Direction
Read the lines below. Copy out any that hold the string "also".

Listed records
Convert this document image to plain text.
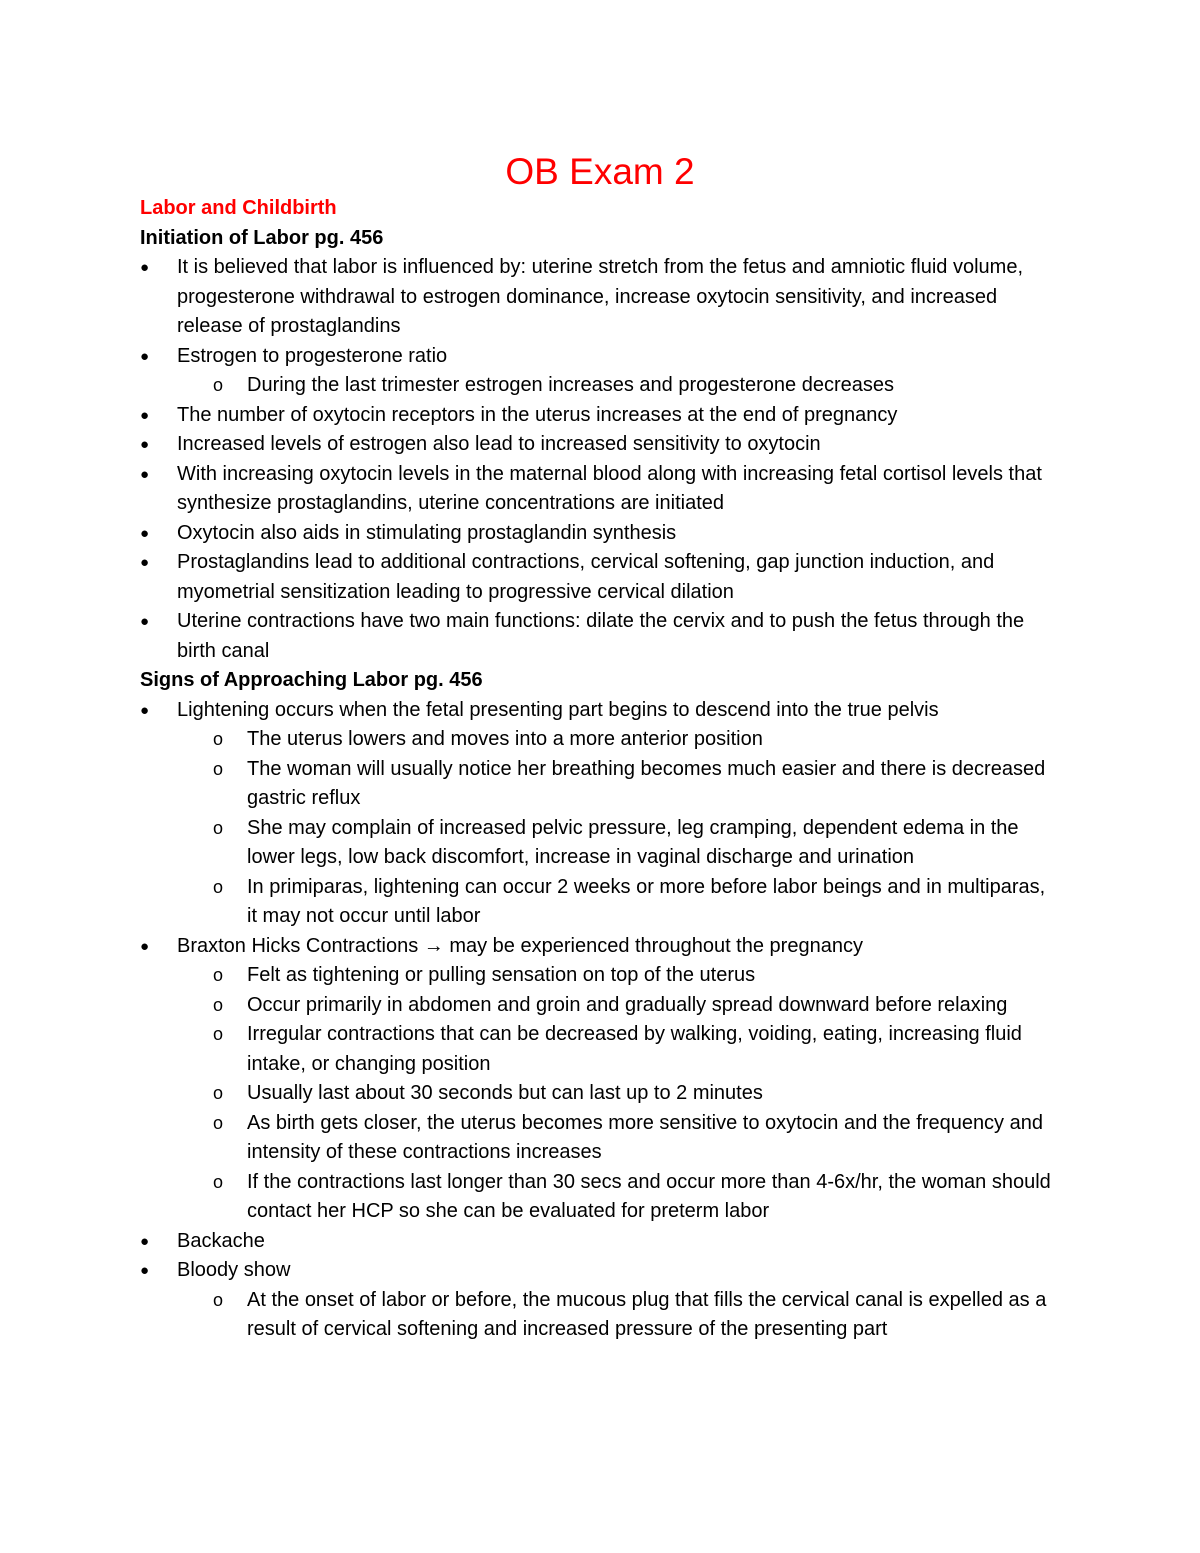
OB Exam 2
Labor and Childbirth
Initiation of Labor pg. 456
● It is believed that labor is influenced by: uterine stretch from the fetus and amniotic fluid volume, progesterone withdrawal to estrogen dominance, increase oxytocin sensitivity, and increased release of prostaglandins
● Estrogen to progesterone ratio
o During the last trimester estrogen increases and progesterone decreases
● The number of oxytocin receptors in the uterus increases at the end of pregnancy
● Increased levels of estrogen also lead to increased sensitivity to oxytocin
● With increasing oxytocin levels in the maternal blood along with increasing fetal cortisol levels that synthesize prostaglandins, uterine concentrations are initiated
● Oxytocin also aids in stimulating prostaglandin synthesis
● Prostaglandins lead to additional contractions, cervical softening, gap junction induction, and myometrial sensitization leading to progressive cervical dilation
● Uterine contractions have two main functions: dilate the cervix and to push the fetus through the birth canal
Signs of Approaching Labor pg. 456
● Lightening occurs when the fetal presenting part begins to descend into the true pelvis
o The uterus lowers and moves into a more anterior position
o The woman will usually notice her breathing becomes much easier and there is decreased gastric reflux
o She may complain of increased pelvic pressure, leg cramping, dependent edema in the lower legs, low back discomfort, increase in vaginal discharge and urination
o In primiparas, lightening can occur 2 weeks or more before labor beings and in multiparas, it may not occur until labor
● Braxton Hicks Contractions → may be experienced throughout the pregnancy
o Felt as tightening or pulling sensation on top of the uterus
o Occur primarily in abdomen and groin and gradually spread downward before relaxing
o Irregular contractions that can be decreased by walking, voiding, eating, increasing fluid intake, or changing position
o Usually last about 30 seconds but can last up to 2 minutes
o As birth gets closer, the uterus becomes more sensitive to oxytocin and the frequency and intensity of these contractions increases
o If the contractions last longer than 30 secs and occur more than 4-6x/hr, the woman should contact her HCP so she can be evaluated for preterm labor
● Backache
● Bloody show
o At the onset of labor or before, the mucous plug that fills the cervical canal is expelled as a result of cervical softening and increased pressure of the presenting part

In response
● Increased levels of estrogen also lead to increased sensitivity to oxytocin
● Oxytocin also aids in stimulating prostaglandin synthesis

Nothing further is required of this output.